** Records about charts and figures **
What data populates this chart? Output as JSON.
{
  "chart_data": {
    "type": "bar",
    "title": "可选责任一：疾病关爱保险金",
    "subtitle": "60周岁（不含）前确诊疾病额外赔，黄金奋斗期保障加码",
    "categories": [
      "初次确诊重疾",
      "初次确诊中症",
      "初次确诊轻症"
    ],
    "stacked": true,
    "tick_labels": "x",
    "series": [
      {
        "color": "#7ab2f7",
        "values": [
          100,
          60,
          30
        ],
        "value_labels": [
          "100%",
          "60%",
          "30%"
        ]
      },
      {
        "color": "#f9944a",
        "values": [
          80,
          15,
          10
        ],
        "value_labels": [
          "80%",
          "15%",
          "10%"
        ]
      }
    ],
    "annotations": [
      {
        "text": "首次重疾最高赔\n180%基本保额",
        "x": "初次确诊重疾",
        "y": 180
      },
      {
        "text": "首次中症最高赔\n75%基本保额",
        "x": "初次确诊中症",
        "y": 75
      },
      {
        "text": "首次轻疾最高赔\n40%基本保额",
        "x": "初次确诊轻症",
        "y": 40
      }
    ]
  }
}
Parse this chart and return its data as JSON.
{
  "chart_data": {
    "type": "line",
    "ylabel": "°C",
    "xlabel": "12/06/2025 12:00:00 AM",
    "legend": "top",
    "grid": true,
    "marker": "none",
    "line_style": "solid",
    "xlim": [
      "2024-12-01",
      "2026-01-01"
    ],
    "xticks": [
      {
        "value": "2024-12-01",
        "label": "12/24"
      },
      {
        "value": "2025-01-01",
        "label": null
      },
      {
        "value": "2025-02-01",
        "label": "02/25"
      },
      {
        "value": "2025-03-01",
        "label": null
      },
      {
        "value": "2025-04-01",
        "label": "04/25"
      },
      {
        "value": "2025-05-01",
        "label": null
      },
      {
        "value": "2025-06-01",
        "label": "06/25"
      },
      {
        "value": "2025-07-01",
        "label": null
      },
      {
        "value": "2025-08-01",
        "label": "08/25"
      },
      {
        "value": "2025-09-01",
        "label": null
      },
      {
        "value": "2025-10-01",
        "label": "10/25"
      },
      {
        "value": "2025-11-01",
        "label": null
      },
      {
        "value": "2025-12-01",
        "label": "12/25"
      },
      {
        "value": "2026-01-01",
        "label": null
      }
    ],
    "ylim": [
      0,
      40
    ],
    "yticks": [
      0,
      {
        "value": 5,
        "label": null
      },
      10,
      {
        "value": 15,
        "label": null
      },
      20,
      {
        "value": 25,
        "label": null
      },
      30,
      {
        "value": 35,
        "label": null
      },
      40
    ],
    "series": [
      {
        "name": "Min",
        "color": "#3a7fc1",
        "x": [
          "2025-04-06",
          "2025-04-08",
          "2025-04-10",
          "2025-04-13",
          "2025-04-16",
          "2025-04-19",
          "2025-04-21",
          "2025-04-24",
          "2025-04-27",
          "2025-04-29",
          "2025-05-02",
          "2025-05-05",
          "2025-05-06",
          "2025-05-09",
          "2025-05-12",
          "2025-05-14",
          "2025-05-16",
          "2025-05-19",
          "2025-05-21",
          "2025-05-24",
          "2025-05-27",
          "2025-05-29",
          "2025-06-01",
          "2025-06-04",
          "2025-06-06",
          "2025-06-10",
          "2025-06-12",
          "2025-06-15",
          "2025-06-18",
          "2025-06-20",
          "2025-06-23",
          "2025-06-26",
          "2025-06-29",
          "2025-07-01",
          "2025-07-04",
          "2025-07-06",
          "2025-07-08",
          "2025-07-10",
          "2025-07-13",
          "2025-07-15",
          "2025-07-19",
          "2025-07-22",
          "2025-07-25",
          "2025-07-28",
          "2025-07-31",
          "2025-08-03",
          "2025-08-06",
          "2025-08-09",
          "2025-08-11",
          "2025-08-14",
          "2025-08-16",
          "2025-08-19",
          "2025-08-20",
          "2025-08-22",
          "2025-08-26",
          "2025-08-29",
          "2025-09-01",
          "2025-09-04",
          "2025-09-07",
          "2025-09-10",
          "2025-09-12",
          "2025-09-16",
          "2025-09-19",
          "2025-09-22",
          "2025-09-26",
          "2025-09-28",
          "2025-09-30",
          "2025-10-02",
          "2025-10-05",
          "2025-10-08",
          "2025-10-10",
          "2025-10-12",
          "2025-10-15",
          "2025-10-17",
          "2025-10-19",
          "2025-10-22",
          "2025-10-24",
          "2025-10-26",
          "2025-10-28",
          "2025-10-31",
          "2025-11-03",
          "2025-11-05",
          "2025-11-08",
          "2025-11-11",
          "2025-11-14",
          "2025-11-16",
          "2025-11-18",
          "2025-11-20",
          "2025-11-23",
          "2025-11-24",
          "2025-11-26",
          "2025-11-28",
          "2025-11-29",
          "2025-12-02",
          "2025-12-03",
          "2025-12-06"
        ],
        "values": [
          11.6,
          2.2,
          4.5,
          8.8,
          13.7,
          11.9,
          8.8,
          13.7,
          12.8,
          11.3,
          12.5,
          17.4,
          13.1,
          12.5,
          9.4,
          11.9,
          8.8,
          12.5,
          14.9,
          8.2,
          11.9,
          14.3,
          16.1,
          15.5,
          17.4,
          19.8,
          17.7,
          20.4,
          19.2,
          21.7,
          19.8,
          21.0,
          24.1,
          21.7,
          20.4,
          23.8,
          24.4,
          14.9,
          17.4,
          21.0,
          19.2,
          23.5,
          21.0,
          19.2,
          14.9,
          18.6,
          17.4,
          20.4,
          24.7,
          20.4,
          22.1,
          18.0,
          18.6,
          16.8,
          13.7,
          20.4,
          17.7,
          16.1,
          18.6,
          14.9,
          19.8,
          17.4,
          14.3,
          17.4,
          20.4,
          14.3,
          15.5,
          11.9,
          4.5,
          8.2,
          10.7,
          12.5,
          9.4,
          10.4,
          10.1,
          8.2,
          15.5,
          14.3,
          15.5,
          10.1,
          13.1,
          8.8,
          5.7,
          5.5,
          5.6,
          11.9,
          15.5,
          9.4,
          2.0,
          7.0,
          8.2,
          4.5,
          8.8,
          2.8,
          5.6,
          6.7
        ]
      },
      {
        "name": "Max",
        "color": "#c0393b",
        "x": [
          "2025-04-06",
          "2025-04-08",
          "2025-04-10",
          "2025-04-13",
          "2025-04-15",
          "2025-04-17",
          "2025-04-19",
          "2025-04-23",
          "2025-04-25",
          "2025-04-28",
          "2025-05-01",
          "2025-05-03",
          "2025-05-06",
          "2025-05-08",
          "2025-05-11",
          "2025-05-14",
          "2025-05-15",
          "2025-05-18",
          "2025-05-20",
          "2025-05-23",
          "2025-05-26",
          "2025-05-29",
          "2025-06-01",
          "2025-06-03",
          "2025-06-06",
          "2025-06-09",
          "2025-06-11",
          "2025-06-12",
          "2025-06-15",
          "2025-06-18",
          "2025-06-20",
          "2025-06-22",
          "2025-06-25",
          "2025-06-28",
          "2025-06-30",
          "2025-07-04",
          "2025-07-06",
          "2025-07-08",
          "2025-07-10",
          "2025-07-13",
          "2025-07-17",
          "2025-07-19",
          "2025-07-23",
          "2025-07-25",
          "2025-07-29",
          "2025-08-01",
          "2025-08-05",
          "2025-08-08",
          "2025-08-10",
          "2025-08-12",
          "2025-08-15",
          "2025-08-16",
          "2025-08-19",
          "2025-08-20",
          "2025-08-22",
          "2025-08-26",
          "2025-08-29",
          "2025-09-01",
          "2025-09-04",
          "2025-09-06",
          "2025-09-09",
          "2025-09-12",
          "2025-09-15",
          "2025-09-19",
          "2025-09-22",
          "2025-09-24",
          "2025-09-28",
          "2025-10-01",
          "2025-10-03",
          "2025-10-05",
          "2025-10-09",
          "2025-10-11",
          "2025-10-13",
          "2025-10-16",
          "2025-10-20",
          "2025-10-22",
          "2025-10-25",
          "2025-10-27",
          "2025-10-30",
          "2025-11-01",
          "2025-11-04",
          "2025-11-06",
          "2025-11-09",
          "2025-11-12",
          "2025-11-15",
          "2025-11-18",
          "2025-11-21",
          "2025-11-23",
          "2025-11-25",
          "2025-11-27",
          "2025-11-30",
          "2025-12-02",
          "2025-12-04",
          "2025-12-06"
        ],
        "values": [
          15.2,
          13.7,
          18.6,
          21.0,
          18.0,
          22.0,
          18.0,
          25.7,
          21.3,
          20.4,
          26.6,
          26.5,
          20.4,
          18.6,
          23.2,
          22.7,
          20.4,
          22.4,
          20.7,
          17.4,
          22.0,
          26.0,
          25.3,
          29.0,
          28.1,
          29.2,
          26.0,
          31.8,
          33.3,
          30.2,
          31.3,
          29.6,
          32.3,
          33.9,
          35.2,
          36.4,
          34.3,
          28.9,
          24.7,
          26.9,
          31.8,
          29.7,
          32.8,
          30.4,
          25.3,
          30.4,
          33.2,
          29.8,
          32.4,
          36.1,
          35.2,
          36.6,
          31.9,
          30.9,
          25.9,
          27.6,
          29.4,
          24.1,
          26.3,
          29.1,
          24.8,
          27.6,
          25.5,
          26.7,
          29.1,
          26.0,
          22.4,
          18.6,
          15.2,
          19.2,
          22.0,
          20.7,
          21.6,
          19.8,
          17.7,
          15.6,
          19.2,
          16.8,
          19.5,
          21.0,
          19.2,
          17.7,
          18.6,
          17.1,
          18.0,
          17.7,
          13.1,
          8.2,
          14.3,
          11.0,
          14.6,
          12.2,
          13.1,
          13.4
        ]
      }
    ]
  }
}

** Written instruction **
State the number of lines holding the word "基本保额" in the listing. Add nothing else.

** Solution **
3